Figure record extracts
————
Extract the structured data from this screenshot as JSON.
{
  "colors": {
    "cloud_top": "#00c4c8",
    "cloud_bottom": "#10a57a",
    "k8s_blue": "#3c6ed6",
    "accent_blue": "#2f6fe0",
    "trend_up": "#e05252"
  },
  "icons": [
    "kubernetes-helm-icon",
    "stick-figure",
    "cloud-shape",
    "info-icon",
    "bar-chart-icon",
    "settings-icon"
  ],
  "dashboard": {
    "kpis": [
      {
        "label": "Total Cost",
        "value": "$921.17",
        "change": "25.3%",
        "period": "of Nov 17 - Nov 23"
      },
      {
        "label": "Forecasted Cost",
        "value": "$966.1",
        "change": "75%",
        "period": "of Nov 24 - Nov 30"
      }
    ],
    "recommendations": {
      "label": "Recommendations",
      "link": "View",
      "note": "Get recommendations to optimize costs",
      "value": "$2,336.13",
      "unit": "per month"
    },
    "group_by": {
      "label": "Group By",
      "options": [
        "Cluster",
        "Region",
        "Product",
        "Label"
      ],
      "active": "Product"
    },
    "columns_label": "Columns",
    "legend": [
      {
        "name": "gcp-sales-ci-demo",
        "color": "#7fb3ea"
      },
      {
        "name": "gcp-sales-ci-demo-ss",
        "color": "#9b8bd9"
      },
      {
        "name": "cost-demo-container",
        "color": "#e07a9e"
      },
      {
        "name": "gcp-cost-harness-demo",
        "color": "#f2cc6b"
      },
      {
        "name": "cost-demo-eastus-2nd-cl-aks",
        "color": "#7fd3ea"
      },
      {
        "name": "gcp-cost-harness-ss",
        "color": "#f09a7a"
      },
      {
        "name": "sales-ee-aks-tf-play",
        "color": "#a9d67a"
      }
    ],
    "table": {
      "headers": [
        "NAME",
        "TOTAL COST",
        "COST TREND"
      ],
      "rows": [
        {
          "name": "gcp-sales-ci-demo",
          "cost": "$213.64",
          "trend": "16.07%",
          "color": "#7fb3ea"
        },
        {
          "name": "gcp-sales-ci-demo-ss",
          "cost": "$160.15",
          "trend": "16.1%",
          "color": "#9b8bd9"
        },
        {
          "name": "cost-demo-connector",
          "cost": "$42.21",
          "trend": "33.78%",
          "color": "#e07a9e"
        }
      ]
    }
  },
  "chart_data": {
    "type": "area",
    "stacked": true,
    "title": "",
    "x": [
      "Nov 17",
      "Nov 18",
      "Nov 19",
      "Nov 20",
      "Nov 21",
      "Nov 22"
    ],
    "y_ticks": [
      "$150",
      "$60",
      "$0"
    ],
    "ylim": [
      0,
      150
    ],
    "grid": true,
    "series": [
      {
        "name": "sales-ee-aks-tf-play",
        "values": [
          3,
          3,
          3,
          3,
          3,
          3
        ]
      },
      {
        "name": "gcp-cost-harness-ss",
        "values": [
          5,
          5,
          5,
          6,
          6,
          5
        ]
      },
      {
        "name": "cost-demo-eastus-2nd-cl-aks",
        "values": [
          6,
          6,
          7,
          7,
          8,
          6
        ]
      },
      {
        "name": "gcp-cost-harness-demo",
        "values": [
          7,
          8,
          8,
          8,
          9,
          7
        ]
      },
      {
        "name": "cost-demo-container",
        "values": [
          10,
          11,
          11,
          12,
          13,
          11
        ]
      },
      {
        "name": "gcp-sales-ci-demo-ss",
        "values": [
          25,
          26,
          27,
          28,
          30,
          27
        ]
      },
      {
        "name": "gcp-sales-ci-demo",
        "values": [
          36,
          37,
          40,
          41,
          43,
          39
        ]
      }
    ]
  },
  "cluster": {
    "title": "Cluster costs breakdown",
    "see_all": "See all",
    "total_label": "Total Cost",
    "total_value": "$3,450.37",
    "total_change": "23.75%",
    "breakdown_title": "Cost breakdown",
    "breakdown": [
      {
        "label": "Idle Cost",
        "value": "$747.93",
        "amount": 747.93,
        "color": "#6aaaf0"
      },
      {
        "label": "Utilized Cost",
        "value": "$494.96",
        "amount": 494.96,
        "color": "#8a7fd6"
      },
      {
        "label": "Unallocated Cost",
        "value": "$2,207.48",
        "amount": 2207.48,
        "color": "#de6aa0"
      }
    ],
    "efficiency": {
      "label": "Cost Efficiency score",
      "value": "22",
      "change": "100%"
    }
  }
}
————
→ Given instruction: Extract the data in full. Keep it word for word.

→ Result for this exercise:
Extract the structured data from this screenshot as JSON.
{
  "colors": {
    "cloud_top": "#00c4c8",
    "cloud_bottom": "#10a57a",
    "k8s_blue": "#3c6ed6",
    "accent_blue": "#2f6fe0",
    "trend_up": "#e05252"
  },
  "icons": [
    "kubernetes-helm-icon",
    "stick-figure",
    "cloud-shape",
    "info-icon",
    "bar-chart-icon",
    "settings-icon"
  ],
  "dashboard": {
    "kpis": [
      {
        "label": "Total Cost",
        "value": "$921.17",
        "change": "25.3%",
        "period": "of Nov 17 - Nov 23"
      },
      {
        "label": "Forecasted Cost",
        "value": "$966.1",
        "change": "75%",
        "period": "of Nov 24 - Nov 30"
      }
    ],
    "recommendations": {
      "label": "Recommendations",
      "link": "View",
      "note": "Get recommendations to optimize costs",
      "value": "$2,336.13",
      "unit": "per month"
    },
    "group_by": {
      "label": "Group By",
      "options": [
        "Cluster",
        "Region",
        "Product",
        "Label"
      ],
      "active": "Product"
    },
    "columns_label": "Columns",
    "legend": [
      {
        "name": "gcp-sales-ci-demo",
        "color": "#7fb3ea"
      },
      {
        "name": "gcp-sales-ci-demo-ss",
        "color": "#9b8bd9"
      },
      {
        "name": "cost-demo-container",
        "color": "#e07a9e"
      },
      {
        "name": "gcp-cost-harness-demo",
        "color": "#f2cc6b"
      },
      {
        "name": "cost-demo-eastus-2nd-cl-aks",
        "color": "#7fd3ea"
      },
      {
        "name": "gcp-cost-harness-ss",
        "color": "#f09a7a"
      },
      {
        "name": "sales-ee-aks-tf-play",
        "color": "#a9d67a"
      }
    ],
    "table": {
      "headers": [
        "NAME",
        "TOTAL COST",
        "COST TREND"
      ],
      "rows": [
        {
          "name": "gcp-sales-ci-demo",
          "cost": "$213.64",
          "trend": "16.07%",
          "color": "#7fb3ea"
        },
        {
          "name": "gcp-sales-ci-demo-ss",
          "cost": "$160.15",
          "trend": "16.1%",
          "color": "#9b8bd9"
        },
        {
          "name": "cost-demo-connector",
          "cost": "$42.21",
          "trend": "33.78%",
          "color": "#e07a9e"
        }
      ]
    }
  },
  "chart_data": {
    "type": "area",
    "stacked": true,
    "title": "",
    "x": [
      "Nov 17",
      "Nov 18",
      "Nov 19",
      "Nov 20",
      "Nov 21",
      "Nov 22"
    ],
    "y_ticks": [
      "$150",
      "$60",
      "$0"
    ],
    "ylim": [
      0,
      150
    ],
    "grid": true,
    "series": [
      {
        "name": "sales-ee-aks-tf-play",
        "values": [
          3,
          3,
          3,
          3,
          3,
          3
        ]
      },
      {
        "name": "gcp-cost-harness-ss",
        "values": [
          5,
          5,
          5,
          6,
          6,
          5
        ]
      },
      {
        "name": "cost-demo-eastus-2nd-cl-aks",
        "values": [
          6,
          6,
          7,
          7,
          8,
          6
        ]
      },
      {
        "name": "gcp-cost-harness-demo",
        "values": [
          7,
          8,
          8,
          8,
          9,
          7
        ]
      },
      {
        "name": "cost-demo-container",
        "values": [
          10,
          11,
          11,
          12,
          13,
          11
        ]
      },
      {
        "name": "gcp-sales-ci-demo-ss",
        "values": [
          25,
          26,
          27,
          28,
          30,
          27
        ]
      },
      {
        "name": "gcp-sales-ci-demo",
        "values": [
          36,
          37,
          40,
          41,
          43,
          39
        ]
      }
    ]
  },
  "cluster": {
    "title": "Cluster costs breakdown",
    "see_all": "See all",
    "total_label": "Total Cost",
    "total_value": "$3,450.37",
    "total_change": "23.75%",
    "breakdown_title": "Cost breakdown",
    "breakdown": [
      {
        "label": "Idle Cost",
        "value": "$747.93",
        "amount": 747.93,
        "color": "#6aaaf0"
      },
      {
        "label": "Utilized Cost",
        "value": "$494.96",
        "amount": 494.96,
        "color": "#8a7fd6"
      },
      {
        "label": "Unallocated Cost",
        "value": "$2,207.48",
        "amount": 2207.48,
        "color": "#de6aa0"
      }
    ],
    "efficiency": {
      "label": "Cost Efficiency score",
      "value": "22",
      "change": "100%"
    }
  }
}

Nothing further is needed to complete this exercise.